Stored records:
----------------------------------------
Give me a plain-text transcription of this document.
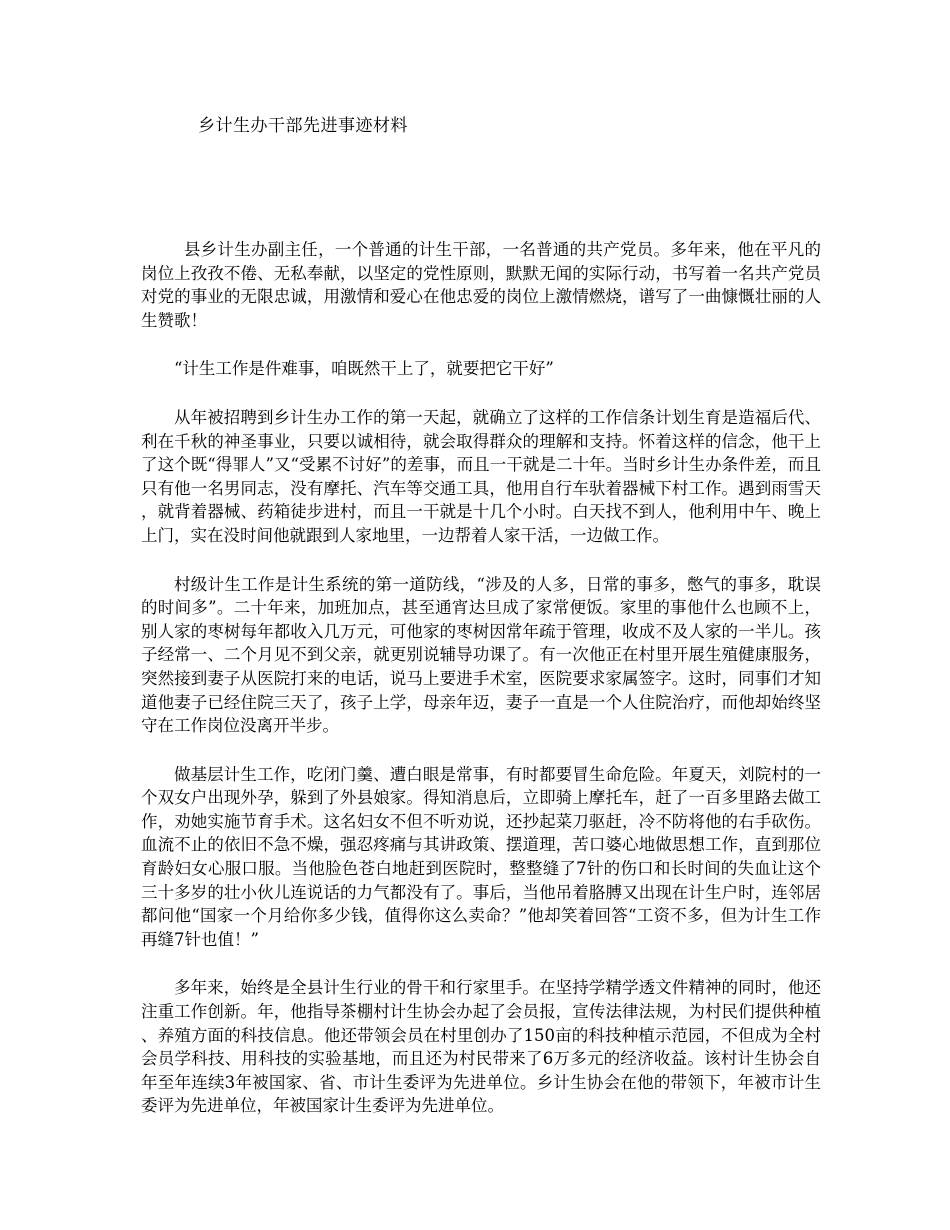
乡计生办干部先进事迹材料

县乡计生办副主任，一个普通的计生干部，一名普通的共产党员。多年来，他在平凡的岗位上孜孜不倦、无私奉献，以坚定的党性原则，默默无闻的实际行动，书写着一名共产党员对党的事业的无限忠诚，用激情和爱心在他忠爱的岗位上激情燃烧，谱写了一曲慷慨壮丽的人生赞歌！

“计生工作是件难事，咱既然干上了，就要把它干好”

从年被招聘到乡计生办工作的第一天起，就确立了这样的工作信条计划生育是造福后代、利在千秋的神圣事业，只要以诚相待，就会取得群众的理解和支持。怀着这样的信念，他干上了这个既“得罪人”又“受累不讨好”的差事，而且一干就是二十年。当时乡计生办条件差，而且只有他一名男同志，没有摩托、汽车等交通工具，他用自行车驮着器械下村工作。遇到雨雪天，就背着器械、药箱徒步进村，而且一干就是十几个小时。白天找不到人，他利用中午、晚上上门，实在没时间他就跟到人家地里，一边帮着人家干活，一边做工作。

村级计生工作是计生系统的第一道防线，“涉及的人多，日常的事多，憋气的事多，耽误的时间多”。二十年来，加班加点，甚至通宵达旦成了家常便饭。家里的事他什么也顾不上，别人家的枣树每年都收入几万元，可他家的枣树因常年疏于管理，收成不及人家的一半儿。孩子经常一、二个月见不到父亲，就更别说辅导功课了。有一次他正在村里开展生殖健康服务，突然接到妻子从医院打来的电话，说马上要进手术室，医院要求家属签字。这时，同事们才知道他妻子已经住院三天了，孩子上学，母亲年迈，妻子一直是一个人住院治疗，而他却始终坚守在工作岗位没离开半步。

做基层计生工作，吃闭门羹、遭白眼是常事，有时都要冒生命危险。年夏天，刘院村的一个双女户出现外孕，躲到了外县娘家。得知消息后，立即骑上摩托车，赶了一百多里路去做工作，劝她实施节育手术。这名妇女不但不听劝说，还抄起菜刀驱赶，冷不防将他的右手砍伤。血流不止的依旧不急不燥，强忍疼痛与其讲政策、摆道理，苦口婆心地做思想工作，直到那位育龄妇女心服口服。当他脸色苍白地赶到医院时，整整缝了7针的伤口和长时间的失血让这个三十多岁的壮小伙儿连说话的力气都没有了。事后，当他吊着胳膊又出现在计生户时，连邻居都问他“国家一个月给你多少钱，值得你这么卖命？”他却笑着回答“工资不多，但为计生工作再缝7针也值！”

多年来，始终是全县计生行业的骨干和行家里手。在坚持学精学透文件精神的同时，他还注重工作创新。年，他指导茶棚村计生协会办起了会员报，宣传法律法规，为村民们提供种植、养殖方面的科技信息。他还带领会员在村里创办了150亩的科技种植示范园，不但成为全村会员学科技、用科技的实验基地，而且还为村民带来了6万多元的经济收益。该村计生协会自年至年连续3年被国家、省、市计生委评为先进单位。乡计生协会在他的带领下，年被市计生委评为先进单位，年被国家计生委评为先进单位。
----------------------------------------
Task brief: Keep the pictures out of the copy and return the rest of the data above exactly.

The solution:
Give me a plain-text transcription of this document.
乡计生办干部先进事迹材料

县乡计生办副主任，一个普通的计生干部，一名普通的共产党员。多年来，他在平凡的岗位上孜孜不倦、无私奉献，以坚定的党性原则，默默无闻的实际行动，书写着一名共产党员对党的事业的无限忠诚，用激情和爱心在他忠爱的岗位上激情燃烧，谱写了一曲慷慨壮丽的人生赞歌！

“计生工作是件难事，咱既然干上了，就要把它干好”

从年被招聘到乡计生办工作的第一天起，就确立了这样的工作信条计划生育是造福后代、利在千秋的神圣事业，只要以诚相待，就会取得群众的理解和支持。怀着这样的信念，他干上了这个既“得罪人”又“受累不讨好”的差事，而且一干就是二十年。当时乡计生办条件差，而且只有他一名男同志，没有摩托、汽车等交通工具，他用自行车驮着器械下村工作。遇到雨雪天，就背着器械、药箱徒步进村，而且一干就是十几个小时。白天找不到人，他利用中午、晚上上门，实在没时间他就跟到人家地里，一边帮着人家干活，一边做工作。

村级计生工作是计生系统的第一道防线，“涉及的人多，日常的事多，憋气的事多，耽误的时间多”。二十年来，加班加点，甚至通宵达旦成了家常便饭。家里的事他什么也顾不上，别人家的枣树每年都收入几万元，可他家的枣树因常年疏于管理，收成不及人家的一半儿。孩子经常一、二个月见不到父亲，就更别说辅导功课了。有一次他正在村里开展生殖健康服务，突然接到妻子从医院打来的电话，说马上要进手术室，医院要求家属签字。这时，同事们才知道他妻子已经住院三天了，孩子上学，母亲年迈，妻子一直是一个人住院治疗，而他却始终坚守在工作岗位没离开半步。

做基层计生工作，吃闭门羹、遭白眼是常事，有时都要冒生命危险。年夏天，刘院村的一个双女户出现外孕，躲到了外县娘家。得知消息后，立即骑上摩托车，赶了一百多里路去做工作，劝她实施节育手术。这名妇女不但不听劝说，还抄起菜刀驱赶，冷不防将他的右手砍伤。血流不止的依旧不急不燥，强忍疼痛与其讲政策、摆道理，苦口婆心地做思想工作，直到那位育龄妇女心服口服。当他脸色苍白地赶到医院时，整整缝了7针的伤口和长时间的失血让这个三十多岁的壮小伙儿连说话的力气都没有了。事后，当他吊着胳膊又出现在计生户时，连邻居都问他“国家一个月给你多少钱，值得你这么卖命？”他却笑着回答“工资不多，但为计生工作再缝7针也值！”

多年来，始终是全县计生行业的骨干和行家里手。在坚持学精学透文件精神的同时，他还注重工作创新。年，他指导茶棚村计生协会办起了会员报，宣传法律法规，为村民们提供种植、养殖方面的科技信息。他还带领会员在村里创办了150亩的科技种植示范园，不但成为全村会员学科技、用科技的实验基地，而且还为村民带来了6万多元的经济收益。该村计生协会自年至年连续3年被国家、省、市计生委评为先进单位。乡计生协会在他的带领下，年被市计生委评为先进单位，年被国家计生委评为先进单位。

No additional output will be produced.